====== THE RECORDS ======

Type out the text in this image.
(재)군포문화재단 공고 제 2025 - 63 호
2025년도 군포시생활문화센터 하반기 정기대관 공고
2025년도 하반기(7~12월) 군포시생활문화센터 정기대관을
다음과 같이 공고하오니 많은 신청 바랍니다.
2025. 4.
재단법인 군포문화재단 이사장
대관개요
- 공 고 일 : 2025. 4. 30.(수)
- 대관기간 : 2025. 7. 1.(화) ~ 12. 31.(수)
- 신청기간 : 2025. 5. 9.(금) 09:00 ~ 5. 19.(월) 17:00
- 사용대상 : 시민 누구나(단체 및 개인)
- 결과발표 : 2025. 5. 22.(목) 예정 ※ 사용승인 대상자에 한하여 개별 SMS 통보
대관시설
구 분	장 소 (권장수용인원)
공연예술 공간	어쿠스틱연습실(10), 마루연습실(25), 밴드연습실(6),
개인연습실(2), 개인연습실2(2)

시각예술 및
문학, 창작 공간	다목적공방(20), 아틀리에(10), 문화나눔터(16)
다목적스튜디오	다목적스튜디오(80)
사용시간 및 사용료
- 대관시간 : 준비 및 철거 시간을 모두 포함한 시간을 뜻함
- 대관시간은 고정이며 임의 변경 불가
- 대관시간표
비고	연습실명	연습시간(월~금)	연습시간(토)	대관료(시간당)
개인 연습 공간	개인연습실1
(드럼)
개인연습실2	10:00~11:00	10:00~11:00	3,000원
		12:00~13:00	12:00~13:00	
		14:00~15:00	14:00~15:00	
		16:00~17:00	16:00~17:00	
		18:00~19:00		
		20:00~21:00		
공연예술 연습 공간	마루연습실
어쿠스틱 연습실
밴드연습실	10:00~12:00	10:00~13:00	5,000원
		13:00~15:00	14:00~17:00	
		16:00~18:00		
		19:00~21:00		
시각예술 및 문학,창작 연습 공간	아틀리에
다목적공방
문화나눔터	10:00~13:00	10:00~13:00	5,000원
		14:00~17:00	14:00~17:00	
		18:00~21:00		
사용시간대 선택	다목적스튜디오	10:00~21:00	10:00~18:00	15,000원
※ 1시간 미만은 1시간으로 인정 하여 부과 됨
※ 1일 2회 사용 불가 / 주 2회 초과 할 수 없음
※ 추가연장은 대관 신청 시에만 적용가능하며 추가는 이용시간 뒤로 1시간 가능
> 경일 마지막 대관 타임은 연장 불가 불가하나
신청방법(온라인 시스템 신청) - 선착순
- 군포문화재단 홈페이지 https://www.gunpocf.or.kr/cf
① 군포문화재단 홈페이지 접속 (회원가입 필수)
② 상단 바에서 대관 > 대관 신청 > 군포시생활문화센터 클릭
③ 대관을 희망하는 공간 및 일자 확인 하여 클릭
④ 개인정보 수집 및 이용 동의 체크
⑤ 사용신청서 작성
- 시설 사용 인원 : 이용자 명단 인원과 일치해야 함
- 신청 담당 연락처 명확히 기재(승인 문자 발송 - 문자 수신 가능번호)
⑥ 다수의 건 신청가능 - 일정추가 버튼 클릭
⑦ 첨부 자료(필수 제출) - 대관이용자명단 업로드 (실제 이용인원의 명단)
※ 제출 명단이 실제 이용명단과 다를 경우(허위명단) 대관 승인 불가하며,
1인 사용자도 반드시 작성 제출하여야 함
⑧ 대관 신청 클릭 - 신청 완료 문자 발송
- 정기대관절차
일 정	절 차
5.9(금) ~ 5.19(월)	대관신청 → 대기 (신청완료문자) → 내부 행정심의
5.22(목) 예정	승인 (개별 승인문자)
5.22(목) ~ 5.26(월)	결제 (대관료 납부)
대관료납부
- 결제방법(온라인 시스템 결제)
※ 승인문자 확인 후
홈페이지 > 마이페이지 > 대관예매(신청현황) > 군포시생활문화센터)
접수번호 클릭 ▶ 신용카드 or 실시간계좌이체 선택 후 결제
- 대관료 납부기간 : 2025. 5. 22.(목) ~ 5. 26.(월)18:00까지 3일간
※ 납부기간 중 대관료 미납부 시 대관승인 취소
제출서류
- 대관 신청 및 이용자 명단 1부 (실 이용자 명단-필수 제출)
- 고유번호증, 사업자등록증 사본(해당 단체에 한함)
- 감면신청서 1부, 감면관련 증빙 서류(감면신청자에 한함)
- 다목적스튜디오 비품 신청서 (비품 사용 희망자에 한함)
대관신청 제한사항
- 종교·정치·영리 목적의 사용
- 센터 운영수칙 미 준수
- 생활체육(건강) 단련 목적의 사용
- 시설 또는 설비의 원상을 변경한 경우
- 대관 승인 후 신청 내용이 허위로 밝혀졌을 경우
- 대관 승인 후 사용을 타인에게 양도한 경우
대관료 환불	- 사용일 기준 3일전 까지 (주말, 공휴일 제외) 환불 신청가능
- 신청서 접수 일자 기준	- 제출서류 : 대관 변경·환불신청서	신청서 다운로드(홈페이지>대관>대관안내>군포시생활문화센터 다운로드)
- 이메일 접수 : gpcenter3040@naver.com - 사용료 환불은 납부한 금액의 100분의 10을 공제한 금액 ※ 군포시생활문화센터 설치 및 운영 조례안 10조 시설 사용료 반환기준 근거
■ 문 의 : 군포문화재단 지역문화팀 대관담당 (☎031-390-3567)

======

Exactly reproduce the material above.

SOLUTION TO THE EXERCISE:
Type out the text in this image.
(재)군포문화재단 공고 제 2025 - 63 호
2025년도 군포시생활문화센터 하반기 정기대관 공고
2025년도 하반기(7~12월) 군포시생활문화센터 정기대관을
다음과 같이 공고하오니 많은 신청 바랍니다.
2025. 4.
재단법인 군포문화재단 이사장
대관개요
- 공 고 일 : 2025. 4. 30.(수)
- 대관기간 : 2025. 7. 1.(화) ~ 12. 31.(수)
- 신청기간 : 2025. 5. 9.(금) 09:00 ~ 5. 19.(월) 17:00
- 사용대상 : 시민 누구나(단체 및 개인)
- 결과발표 : 2025. 5. 22.(목) 예정 ※ 사용승인 대상자에 한하여 개별 SMS 통보
대관시설
구 분	장 소 (권장수용인원)
공연예술 공간	어쿠스틱연습실(10), 마루연습실(25), 밴드연습실(6),
개인연습실(2), 개인연습실2(2)

시각예술 및
문학, 창작 공간	다목적공방(20), 아틀리에(10), 문화나눔터(16)
다목적스튜디오	다목적스튜디오(80)
사용시간 및 사용료
- 대관시간 : 준비 및 철거 시간을 모두 포함한 시간을 뜻함
- 대관시간은 고정이며 임의 변경 불가
- 대관시간표
비고	연습실명	연습시간(월~금)	연습시간(토)	대관료(시간당)
개인 연습 공간	개인연습실1
(드럼)
개인연습실2	10:00~11:00	10:00~11:00	3,000원
		12:00~13:00	12:00~13:00	
		14:00~15:00	14:00~15:00	
		16:00~17:00	16:00~17:00	
		18:00~19:00		
		20:00~21:00		
공연예술 연습 공간	마루연습실
어쿠스틱 연습실
밴드연습실	10:00~12:00	10:00~13:00	5,000원
		13:00~15:00	14:00~17:00	
		16:00~18:00		
		19:00~21:00		
시각예술 및 문학,창작 연습 공간	아틀리에
다목적공방
문화나눔터	10:00~13:00	10:00~13:00	5,000원
		14:00~17:00	14:00~17:00	
		18:00~21:00		
사용시간대 선택	다목적스튜디오	10:00~21:00	10:00~18:00	15,000원
※ 1시간 미만은 1시간으로 인정 하여 부과 됨
※ 1일 2회 사용 불가 / 주 2회 초과 할 수 없음
※ 추가연장은 대관 신청 시에만 적용가능하며 추가는 이용시간 뒤로 1시간 가능
> 경일 마지막 대관 타임은 연장 불가 불가하나
신청방법(온라인 시스템 신청) - 선착순
- 군포문화재단 홈페이지 https://www.gunpocf.or.kr/cf
① 군포문화재단 홈페이지 접속 (회원가입 필수)
② 상단 바에서 대관 > 대관 신청 > 군포시생활문화센터 클릭
③ 대관을 희망하는 공간 및 일자 확인 하여 클릭
④ 개인정보 수집 및 이용 동의 체크
⑤ 사용신청서 작성
- 시설 사용 인원 : 이용자 명단 인원과 일치해야 함
- 신청 담당 연락처 명확히 기재(승인 문자 발송 - 문자 수신 가능번호)
⑥ 다수의 건 신청가능 - 일정추가 버튼 클릭
⑦ 첨부 자료(필수 제출) - 대관이용자명단 업로드 (실제 이용인원의 명단)
※ 제출 명단이 실제 이용명단과 다를 경우(허위명단) 대관 승인 불가하며,
1인 사용자도 반드시 작성 제출하여야 함
⑧ 대관 신청 클릭 - 신청 완료 문자 발송
- 정기대관절차
일 정	절 차
5.9(금) ~ 5.19(월)	대관신청 → 대기 (신청완료문자) → 내부 행정심의
5.22(목) 예정	승인 (개별 승인문자)
5.22(목) ~ 5.26(월)	결제 (대관료 납부)
대관료납부
- 결제방법(온라인 시스템 결제)
※ 승인문자 확인 후
홈페이지 > 마이페이지 > 대관예매(신청현황) > 군포시생활문화센터)
접수번호 클릭 ▶ 신용카드 or 실시간계좌이체 선택 후 결제
- 대관료 납부기간 : 2025. 5. 22.(목) ~ 5. 26.(월)18:00까지 3일간
※ 납부기간 중 대관료 미납부 시 대관승인 취소
제출서류
- 대관 신청 및 이용자 명단 1부 (실 이용자 명단-필수 제출)
- 고유번호증, 사업자등록증 사본(해당 단체에 한함)
- 감면신청서 1부, 감면관련 증빙 서류(감면신청자에 한함)
- 다목적스튜디오 비품 신청서 (비품 사용 희망자에 한함)
대관신청 제한사항
- 종교·정치·영리 목적의 사용
- 센터 운영수칙 미 준수
- 생활체육(건강) 단련 목적의 사용
- 시설 또는 설비의 원상을 변경한 경우
- 대관 승인 후 신청 내용이 허위로 밝혀졌을 경우
- 대관 승인 후 사용을 타인에게 양도한 경우
대관료 환불	- 사용일 기준 3일전 까지 (주말, 공휴일 제외) 환불 신청가능
- 신청서 접수 일자 기준	- 제출서류 : 대관 변경·환불신청서	신청서 다운로드(홈페이지>대관>대관안내>군포시생활문화센터 다운로드)
- 이메일 접수 : gpcenter3040@naver.com - 사용료 환불은 납부한 금액의 100분의 10을 공제한 금액 ※ 군포시생활문화센터 설치 및 운영 조례안 10조 시설 사용료 반환기준 근거
■ 문 의 : 군포문화재단 지역문화팀 대관담당 (☎031-390-3567)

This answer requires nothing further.